■ Set exercise: The records below hold pictures; please leave those out and retype the rest exactly.

■ Entries supplied:
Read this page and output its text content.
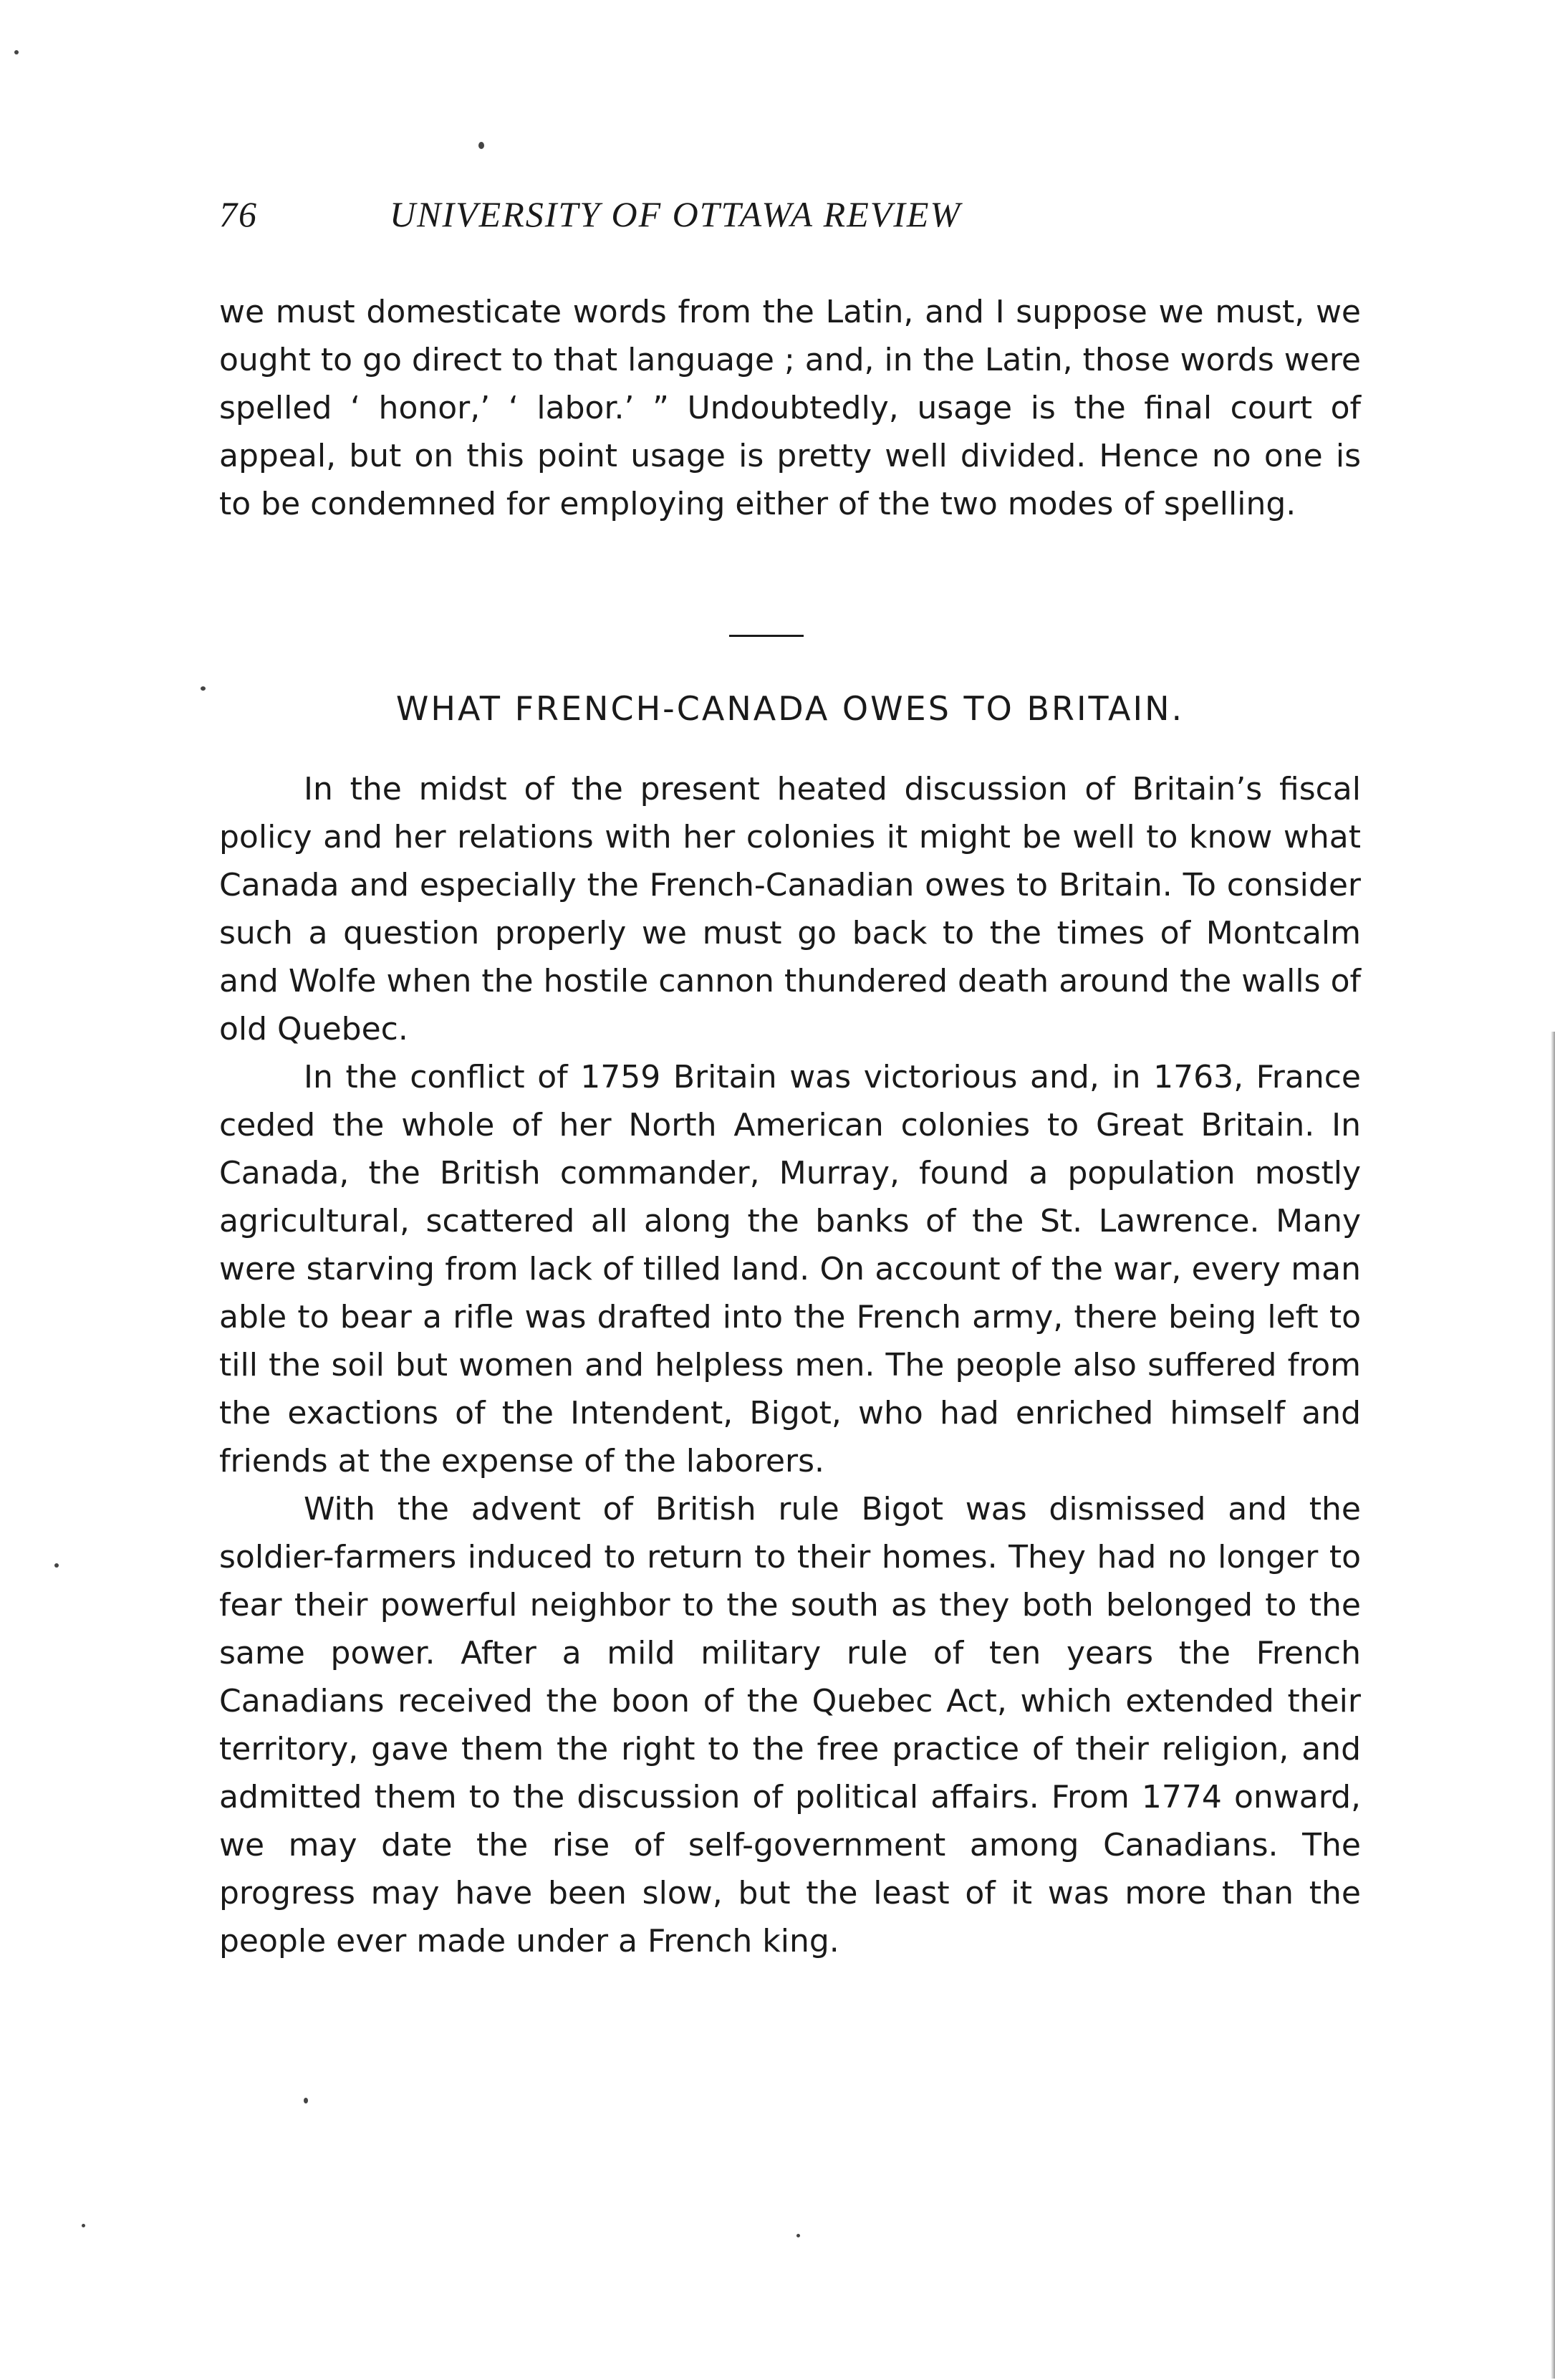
76	UNIVERSITY OF OTTAWA REVIEW

we must domesticate words from the Latin, and I suppose we must, we ought to go direct to that language ; and, in the Latin, those words were spelled ‘ honor,’ ‘ labor.’ ” Undoubtedly, usage is the final court of appeal, but on this point usage is pretty well divided. Hence no one is to be condemned for employing either of the two modes of spelling.

WHAT FRENCH-CANADA OWES TO BRITAIN.

In the midst of the present heated discussion of Britain’s fiscal policy and her relations with her colonies it might be well to know what Canada and especially the French-Canadian owes to Britain. To consider such a question properly we must go back to the times of Montcalm and Wolfe when the hostile cannon thundered death around the walls of old Quebec.

In the conflict of 1759 Britain was victorious and, in 1763, France ceded the whole of her North American colonies to Great Britain. In Canada, the British commander, Murray, found a population mostly agricultural, scattered all along the banks of the St. Lawrence. Many were starving from lack of tilled land. On account of the war, every man able to bear a rifle was drafted into the French army, there being left to till the soil but women and helpless men. The people also suffered from the exactions of the Intendent, Bigot, who had enriched himself and friends at the expense of the laborers.

With the advent of British rule Bigot was dismissed and the soldier-farmers induced to return to their homes. They had no longer to fear their powerful neighbor to the south as they both belonged to the same power. After a mild military rule of ten years the French Canadians received the boon of the Quebec Act, which extended their territory, gave them the right to the free practice of their religion, and admitted them to the discussion of political affairs. From 1774 onward, we may date the rise of self-government among Canadians. The progress may have been slow, but the least of it was more than the people ever made under a French king.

■ Result below:
Read this page and output its text content.
76	UNIVERSITY OF OTTAWA REVIEW

we must domesticate words from the Latin, and I suppose we must, we ought to go direct to that language ; and, in the Latin, those words were spelled ‘ honor,’ ‘ labor.’ ” Undoubtedly, usage is the final court of appeal, but on this point usage is pretty well divided. Hence no one is to be condemned for employing either of the two modes of spelling.

WHAT FRENCH-CANADA OWES TO BRITAIN.

In the midst of the present heated discussion of Britain’s fiscal policy and her relations with her colonies it might be well to know what Canada and especially the French-Canadian owes to Britain. To consider such a question properly we must go back to the times of Montcalm and Wolfe when the hostile cannon thundered death around the walls of old Quebec.

In the conflict of 1759 Britain was victorious and, in 1763, France ceded the whole of her North American colonies to Great Britain. In Canada, the British commander, Murray, found a population mostly agricultural, scattered all along the banks of the St. Lawrence. Many were starving from lack of tilled land. On account of the war, every man able to bear a rifle was drafted into the French army, there being left to till the soil but women and helpless men. The people also suffered from the exactions of the Intendent, Bigot, who had enriched himself and friends at the expense of the laborers.

With the advent of British rule Bigot was dismissed and the soldier-farmers induced to return to their homes. They had no longer to fear their powerful neighbor to the south as they both belonged to the same power. After a mild military rule of ten years the French Canadians received the boon of the Quebec Act, which extended their territory, gave them the right to the free practice of their religion, and admitted them to the discussion of political affairs. From 1774 onward, we may date the rise of self-government among Canadians. The progress may have been slow, but the least of it was more than the people ever made under a French king.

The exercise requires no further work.